Written instruction. List all lines in the material below that contain "language".

Records shown.
──────────────────────────────
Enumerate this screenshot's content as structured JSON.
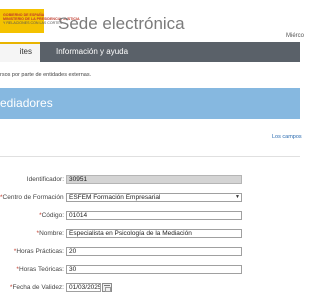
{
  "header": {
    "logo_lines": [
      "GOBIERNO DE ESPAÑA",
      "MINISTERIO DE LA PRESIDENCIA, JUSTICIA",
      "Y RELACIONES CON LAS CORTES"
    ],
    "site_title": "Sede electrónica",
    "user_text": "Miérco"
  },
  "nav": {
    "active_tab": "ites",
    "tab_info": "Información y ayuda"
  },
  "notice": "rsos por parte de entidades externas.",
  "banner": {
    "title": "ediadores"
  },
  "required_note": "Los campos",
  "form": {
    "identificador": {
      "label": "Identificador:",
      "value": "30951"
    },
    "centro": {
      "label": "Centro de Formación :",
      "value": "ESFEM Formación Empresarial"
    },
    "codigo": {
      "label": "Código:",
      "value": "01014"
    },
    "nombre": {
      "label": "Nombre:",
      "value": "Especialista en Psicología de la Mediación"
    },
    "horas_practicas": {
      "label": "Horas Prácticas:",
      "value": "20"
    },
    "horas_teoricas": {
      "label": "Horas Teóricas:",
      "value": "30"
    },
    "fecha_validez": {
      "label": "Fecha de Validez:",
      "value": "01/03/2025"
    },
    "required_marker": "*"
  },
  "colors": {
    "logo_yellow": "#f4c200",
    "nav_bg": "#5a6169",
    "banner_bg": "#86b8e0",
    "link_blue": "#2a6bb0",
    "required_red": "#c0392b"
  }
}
──────────────────────────────
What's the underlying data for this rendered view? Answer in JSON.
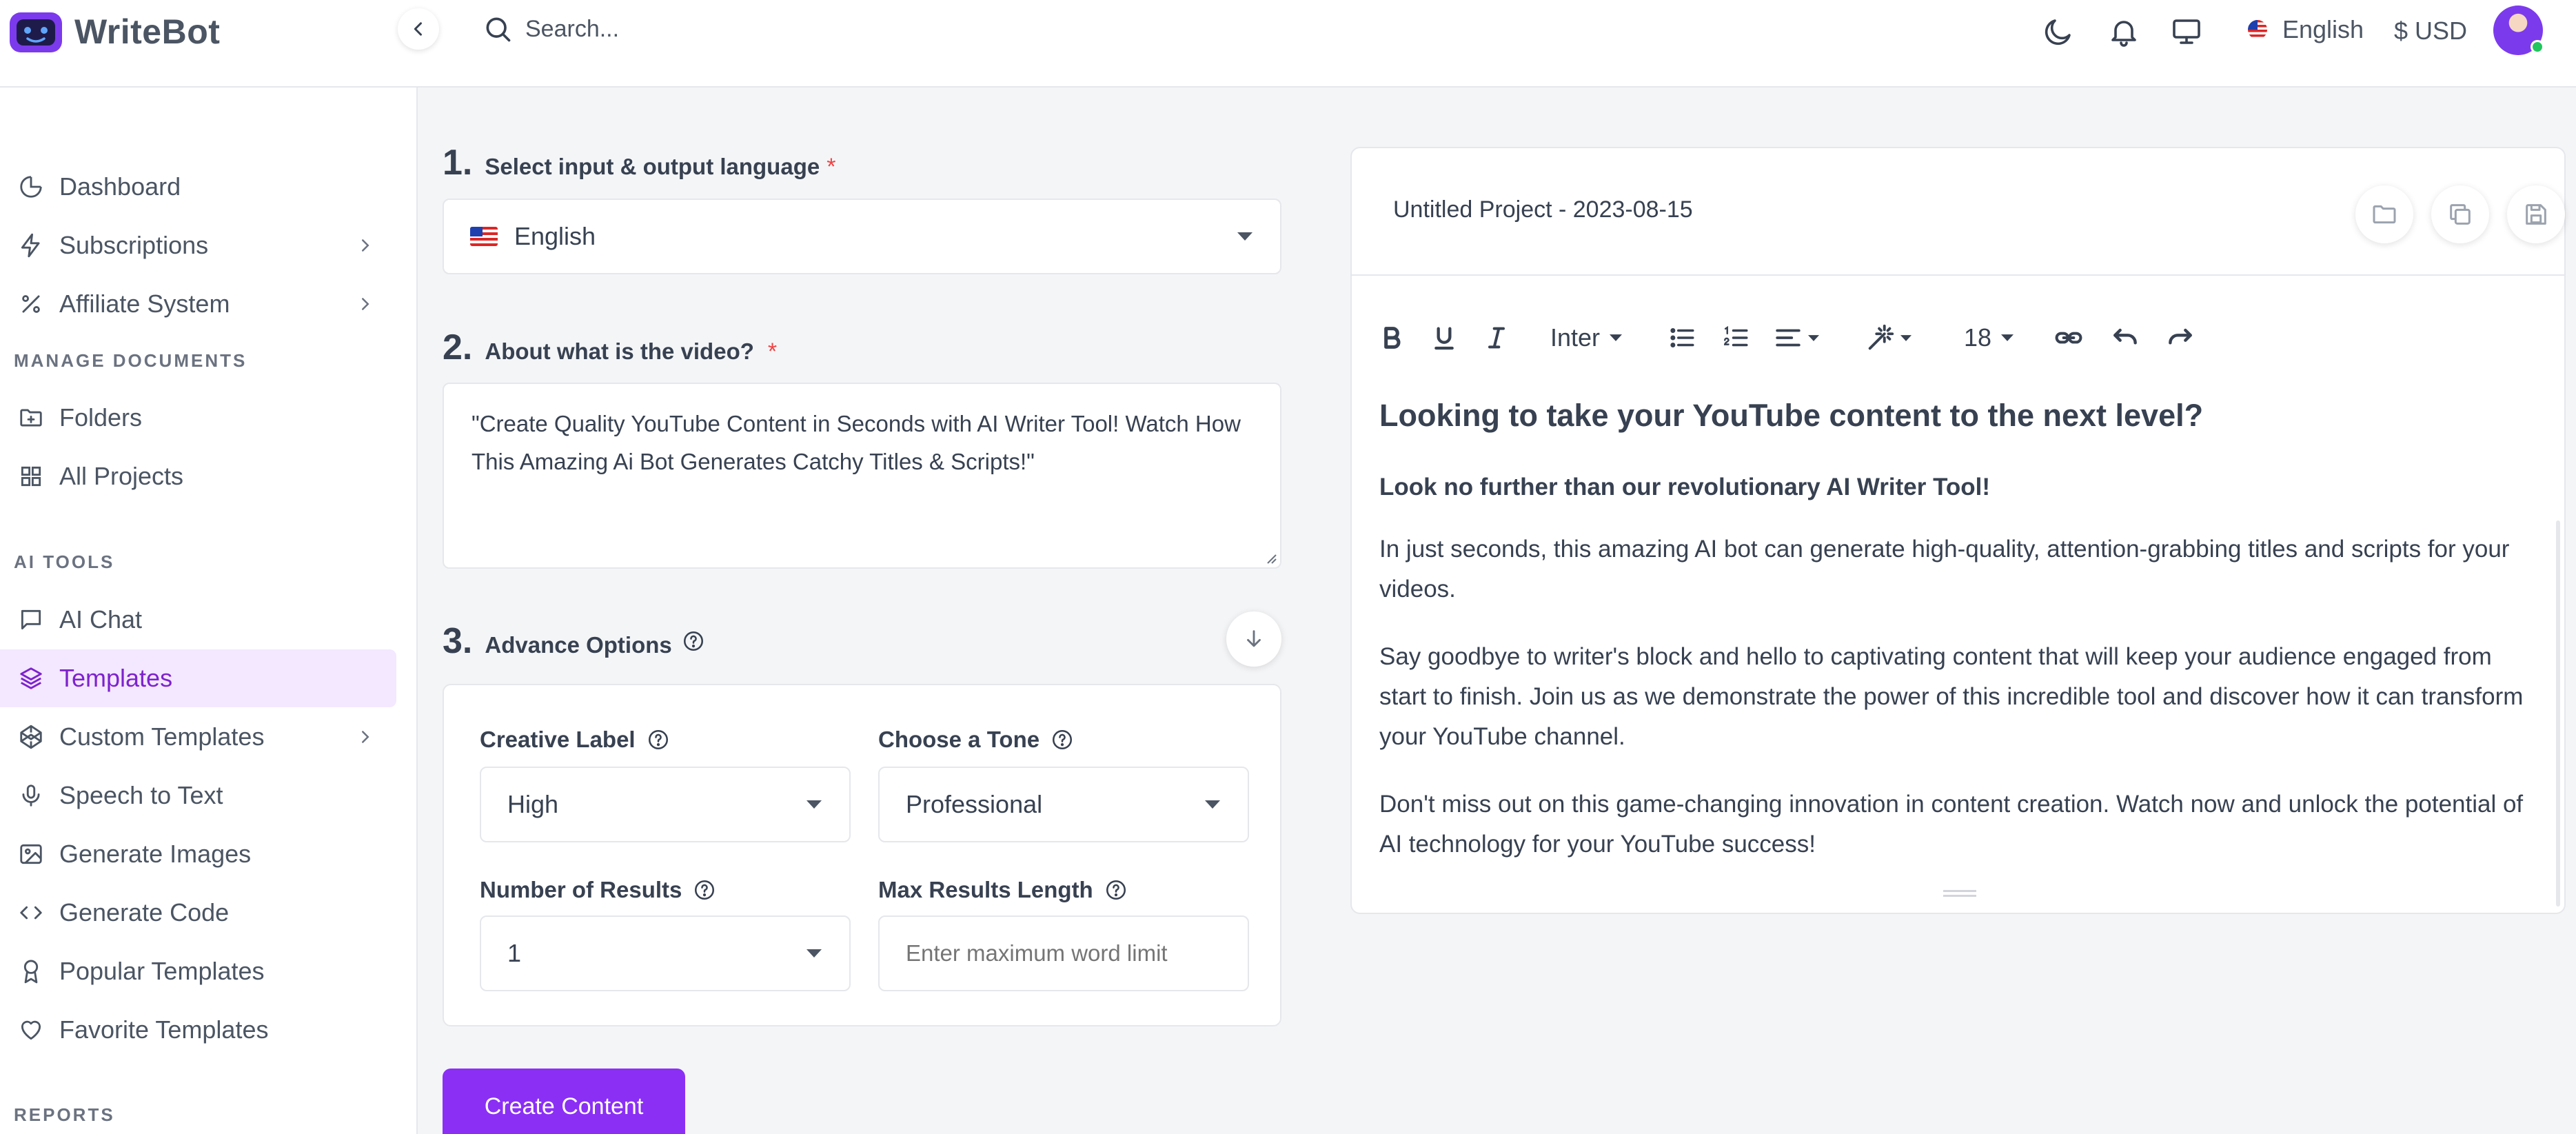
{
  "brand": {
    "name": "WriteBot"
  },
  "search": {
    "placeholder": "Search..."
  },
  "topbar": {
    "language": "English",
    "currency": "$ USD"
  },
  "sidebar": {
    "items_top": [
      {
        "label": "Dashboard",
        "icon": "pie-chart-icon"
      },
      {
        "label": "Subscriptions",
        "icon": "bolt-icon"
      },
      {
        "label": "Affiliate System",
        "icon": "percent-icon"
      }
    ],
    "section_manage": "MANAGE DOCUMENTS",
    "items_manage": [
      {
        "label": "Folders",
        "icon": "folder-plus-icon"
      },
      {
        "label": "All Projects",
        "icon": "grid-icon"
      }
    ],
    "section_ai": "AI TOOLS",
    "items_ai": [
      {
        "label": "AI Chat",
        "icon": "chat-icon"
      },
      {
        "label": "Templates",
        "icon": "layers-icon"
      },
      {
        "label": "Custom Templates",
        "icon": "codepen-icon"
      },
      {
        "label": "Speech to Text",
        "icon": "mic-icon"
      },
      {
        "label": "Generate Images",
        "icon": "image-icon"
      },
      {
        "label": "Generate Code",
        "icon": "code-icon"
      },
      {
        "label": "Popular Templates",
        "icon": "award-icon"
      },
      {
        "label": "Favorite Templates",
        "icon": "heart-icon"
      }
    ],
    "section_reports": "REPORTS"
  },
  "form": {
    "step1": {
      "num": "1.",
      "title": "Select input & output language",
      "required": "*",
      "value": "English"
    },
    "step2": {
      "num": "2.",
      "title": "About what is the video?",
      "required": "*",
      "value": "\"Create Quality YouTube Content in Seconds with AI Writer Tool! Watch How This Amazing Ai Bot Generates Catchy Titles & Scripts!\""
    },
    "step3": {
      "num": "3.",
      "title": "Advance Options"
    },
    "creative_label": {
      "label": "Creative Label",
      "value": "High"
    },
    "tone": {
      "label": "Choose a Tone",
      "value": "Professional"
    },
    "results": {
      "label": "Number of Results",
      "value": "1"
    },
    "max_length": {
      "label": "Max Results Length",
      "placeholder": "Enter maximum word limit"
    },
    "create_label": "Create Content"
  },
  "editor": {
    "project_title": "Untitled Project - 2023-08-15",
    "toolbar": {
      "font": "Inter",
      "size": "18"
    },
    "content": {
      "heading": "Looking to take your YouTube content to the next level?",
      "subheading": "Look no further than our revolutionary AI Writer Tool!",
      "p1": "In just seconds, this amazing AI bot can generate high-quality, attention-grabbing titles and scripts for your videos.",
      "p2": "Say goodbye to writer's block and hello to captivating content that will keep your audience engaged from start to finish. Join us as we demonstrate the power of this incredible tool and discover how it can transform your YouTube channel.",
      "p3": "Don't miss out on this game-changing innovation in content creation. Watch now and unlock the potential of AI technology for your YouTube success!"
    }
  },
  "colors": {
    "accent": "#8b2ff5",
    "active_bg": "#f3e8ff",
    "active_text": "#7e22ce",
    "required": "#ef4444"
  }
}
──────────────────────────────
Correct response.
    "language": "English",
      "title": "Select input & output language",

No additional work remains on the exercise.